━━ Task material ━━

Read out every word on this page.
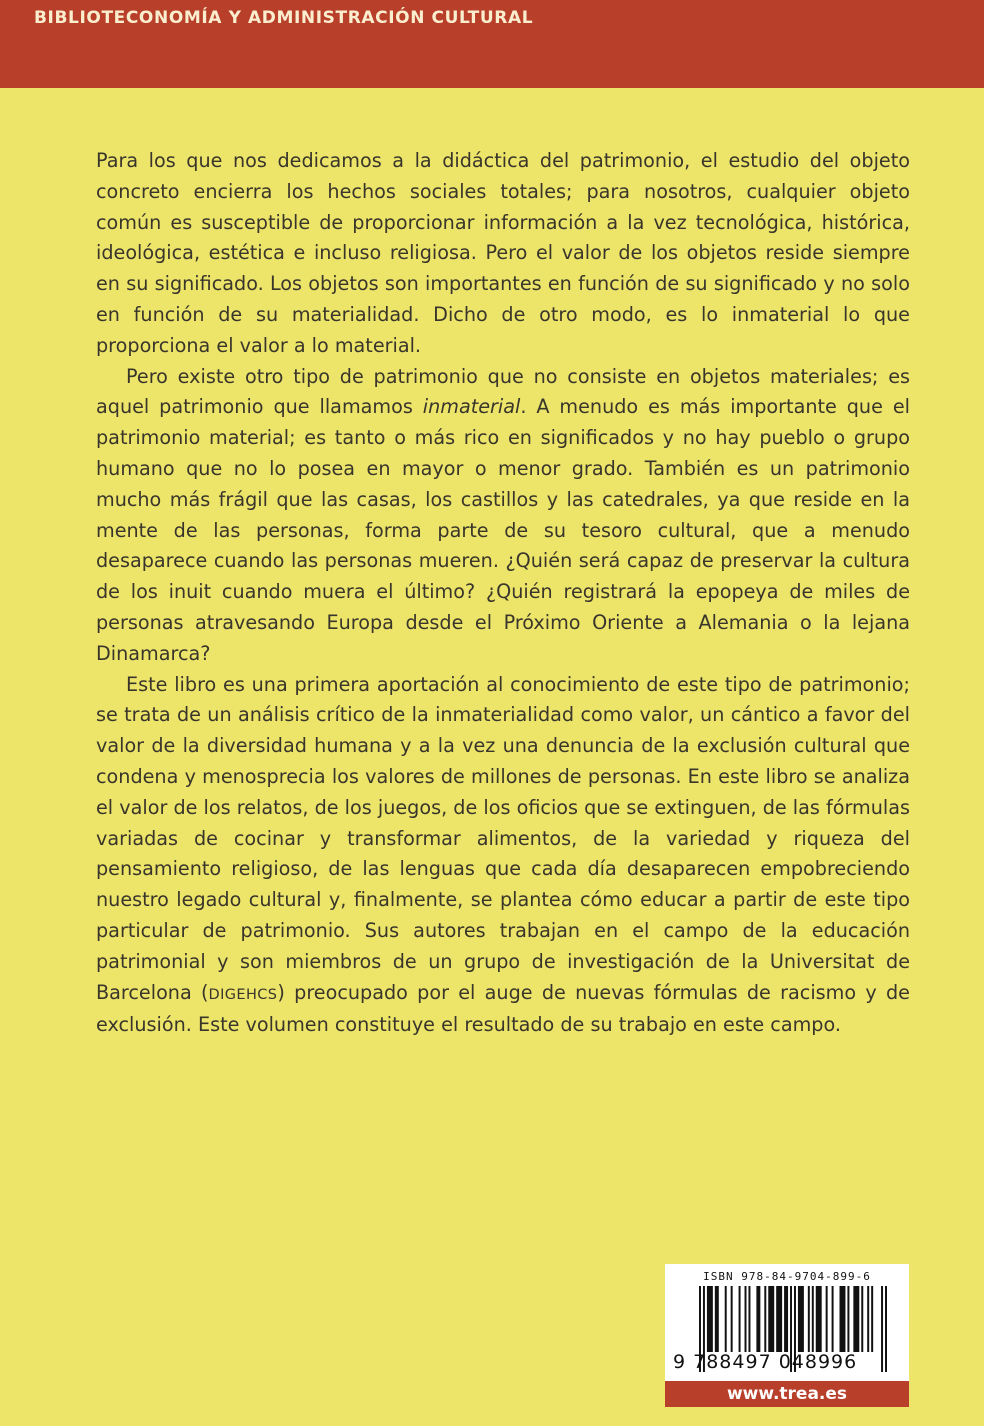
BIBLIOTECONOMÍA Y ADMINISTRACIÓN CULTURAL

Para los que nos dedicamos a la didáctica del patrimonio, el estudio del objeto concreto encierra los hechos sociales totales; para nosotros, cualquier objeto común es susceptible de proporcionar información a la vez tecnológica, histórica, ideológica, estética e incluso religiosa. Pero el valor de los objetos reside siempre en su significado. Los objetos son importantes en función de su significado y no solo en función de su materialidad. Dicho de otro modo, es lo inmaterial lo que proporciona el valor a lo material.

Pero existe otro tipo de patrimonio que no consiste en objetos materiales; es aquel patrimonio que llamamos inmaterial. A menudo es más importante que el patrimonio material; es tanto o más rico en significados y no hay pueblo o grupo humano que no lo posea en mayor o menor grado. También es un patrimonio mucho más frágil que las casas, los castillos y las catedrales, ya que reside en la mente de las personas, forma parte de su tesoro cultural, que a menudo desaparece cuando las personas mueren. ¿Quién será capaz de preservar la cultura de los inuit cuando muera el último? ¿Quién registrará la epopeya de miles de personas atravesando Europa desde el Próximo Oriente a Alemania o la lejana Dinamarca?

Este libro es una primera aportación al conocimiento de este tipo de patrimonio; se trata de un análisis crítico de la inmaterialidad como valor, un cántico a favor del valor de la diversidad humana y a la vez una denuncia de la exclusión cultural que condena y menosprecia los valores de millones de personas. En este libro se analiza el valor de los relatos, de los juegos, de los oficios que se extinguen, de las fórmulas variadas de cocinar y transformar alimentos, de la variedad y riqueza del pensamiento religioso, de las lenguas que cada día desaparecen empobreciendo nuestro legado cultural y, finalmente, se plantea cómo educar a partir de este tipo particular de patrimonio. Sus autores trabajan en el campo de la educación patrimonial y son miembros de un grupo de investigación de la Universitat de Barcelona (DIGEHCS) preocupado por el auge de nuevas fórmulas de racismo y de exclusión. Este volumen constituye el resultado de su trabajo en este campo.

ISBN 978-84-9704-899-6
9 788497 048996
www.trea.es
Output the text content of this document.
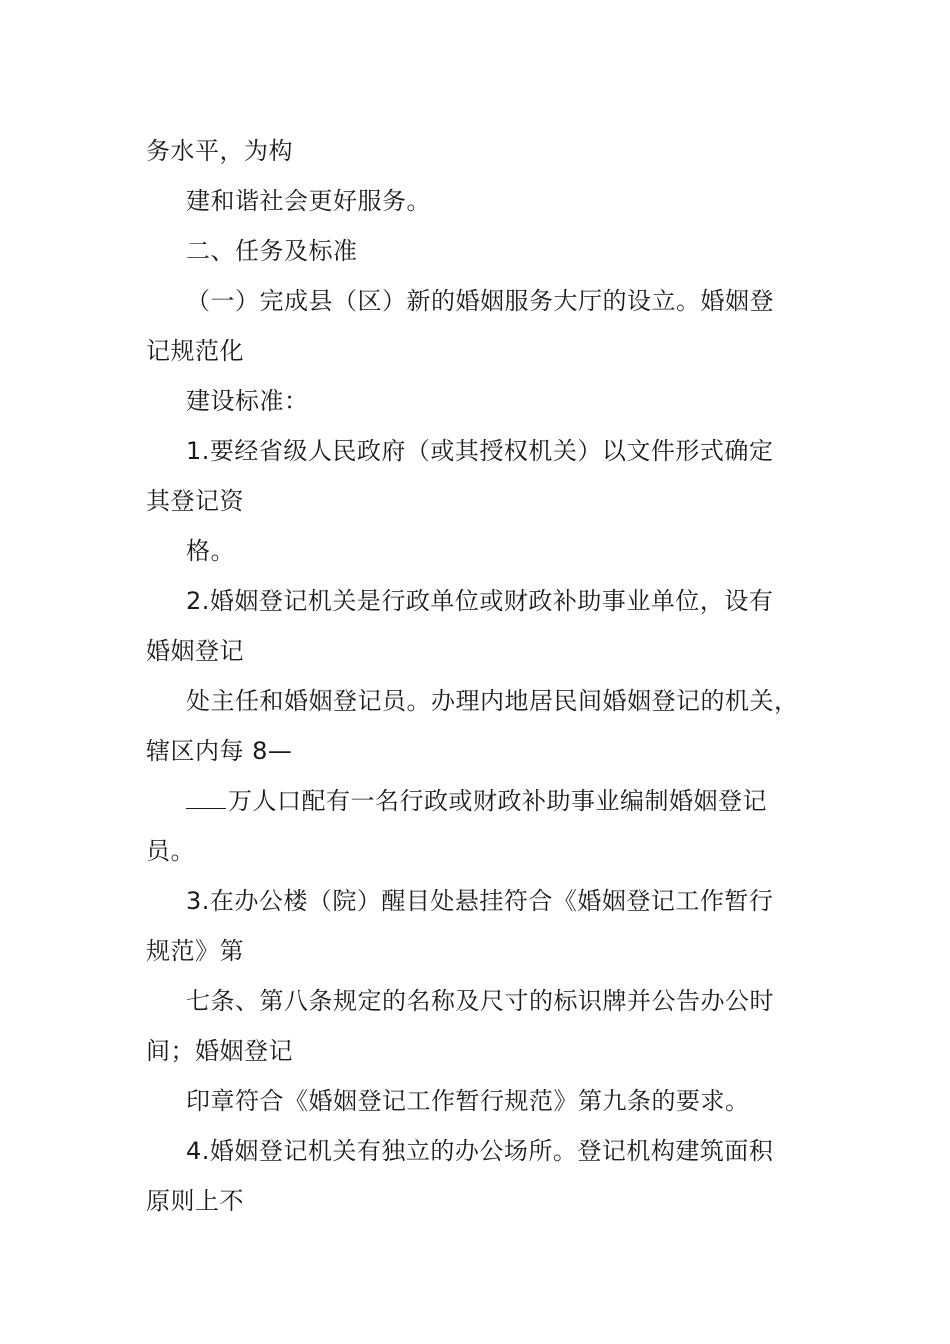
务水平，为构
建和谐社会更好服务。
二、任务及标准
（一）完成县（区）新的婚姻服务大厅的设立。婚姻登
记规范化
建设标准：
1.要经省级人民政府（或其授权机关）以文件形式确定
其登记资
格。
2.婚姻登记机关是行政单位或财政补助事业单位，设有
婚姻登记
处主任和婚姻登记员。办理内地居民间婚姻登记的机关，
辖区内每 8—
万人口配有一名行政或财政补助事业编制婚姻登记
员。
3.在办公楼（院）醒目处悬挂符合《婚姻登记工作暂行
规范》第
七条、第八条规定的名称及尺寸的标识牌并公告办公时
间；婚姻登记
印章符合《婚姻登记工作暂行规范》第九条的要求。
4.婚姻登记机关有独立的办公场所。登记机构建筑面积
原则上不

━━━

## The task
Look through the data and show every line containing "this".

## Reply to the task
Read out every word on this page.
Output the text content of this document.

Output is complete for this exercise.